**EXERCISE BRIEF**
Go through the listing and write out all of it exactly.

(Records from a data collection)
========================================================================

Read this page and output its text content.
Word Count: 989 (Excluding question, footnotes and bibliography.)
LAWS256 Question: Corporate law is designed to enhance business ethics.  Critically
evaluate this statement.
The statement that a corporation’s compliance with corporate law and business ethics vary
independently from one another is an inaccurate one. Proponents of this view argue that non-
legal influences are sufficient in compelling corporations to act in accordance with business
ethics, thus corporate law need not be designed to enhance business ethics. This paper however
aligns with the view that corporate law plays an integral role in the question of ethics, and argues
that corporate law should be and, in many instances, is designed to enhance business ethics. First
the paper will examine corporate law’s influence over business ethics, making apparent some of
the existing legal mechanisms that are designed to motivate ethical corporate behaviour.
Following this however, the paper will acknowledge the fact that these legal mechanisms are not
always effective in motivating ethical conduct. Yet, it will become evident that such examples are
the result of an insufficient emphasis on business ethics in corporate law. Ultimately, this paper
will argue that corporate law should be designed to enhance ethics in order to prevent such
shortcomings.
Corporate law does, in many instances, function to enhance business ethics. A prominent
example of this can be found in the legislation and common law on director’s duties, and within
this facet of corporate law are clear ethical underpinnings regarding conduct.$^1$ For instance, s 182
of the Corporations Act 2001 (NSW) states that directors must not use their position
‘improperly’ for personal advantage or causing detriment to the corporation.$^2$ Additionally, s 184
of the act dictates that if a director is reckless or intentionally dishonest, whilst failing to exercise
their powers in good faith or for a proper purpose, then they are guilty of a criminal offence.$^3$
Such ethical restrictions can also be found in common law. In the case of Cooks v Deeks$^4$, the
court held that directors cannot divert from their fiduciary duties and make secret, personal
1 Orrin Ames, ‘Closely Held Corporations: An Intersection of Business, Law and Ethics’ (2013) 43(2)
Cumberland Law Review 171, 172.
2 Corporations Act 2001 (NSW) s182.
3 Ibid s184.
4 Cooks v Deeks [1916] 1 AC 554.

========================================================================

**COMPLETE OUTPUT**
Read this page and output its text content.
Word Count: 989 (Excluding question, footnotes and bibliography.)
LAWS256 Question: Corporate law is designed to enhance business ethics.  Critically
evaluate this statement.
The statement that a corporation’s compliance with corporate law and business ethics vary
independently from one another is an inaccurate one. Proponents of this view argue that non-
legal influences are sufficient in compelling corporations to act in accordance with business
ethics, thus corporate law need not be designed to enhance business ethics. This paper however
aligns with the view that corporate law plays an integral role in the question of ethics, and argues
that corporate law should be and, in many instances, is designed to enhance business ethics. First
the paper will examine corporate law’s influence over business ethics, making apparent some of
the existing legal mechanisms that are designed to motivate ethical corporate behaviour.
Following this however, the paper will acknowledge the fact that these legal mechanisms are not
always effective in motivating ethical conduct. Yet, it will become evident that such examples are
the result of an insufficient emphasis on business ethics in corporate law. Ultimately, this paper
will argue that corporate law should be designed to enhance ethics in order to prevent such
shortcomings.
Corporate law does, in many instances, function to enhance business ethics. A prominent
example of this can be found in the legislation and common law on director’s duties, and within
this facet of corporate law are clear ethical underpinnings regarding conduct.$^1$ For instance, s 182
of the Corporations Act 2001 (NSW) states that directors must not use their position
‘improperly’ for personal advantage or causing detriment to the corporation.$^2$ Additionally, s 184
of the act dictates that if a director is reckless or intentionally dishonest, whilst failing to exercise
their powers in good faith or for a proper purpose, then they are guilty of a criminal offence.$^3$
Such ethical restrictions can also be found in common law. In the case of Cooks v Deeks$^4$, the
court held that directors cannot divert from their fiduciary duties and make secret, personal
1 Orrin Ames, ‘Closely Held Corporations: An Intersection of Business, Law and Ethics’ (2013) 43(2)
Cumberland Law Review 171, 172.
2 Corporations Act 2001 (NSW) s182.
3 Ibid s184.
4 Cooks v Deeks [1916] 1 AC 554.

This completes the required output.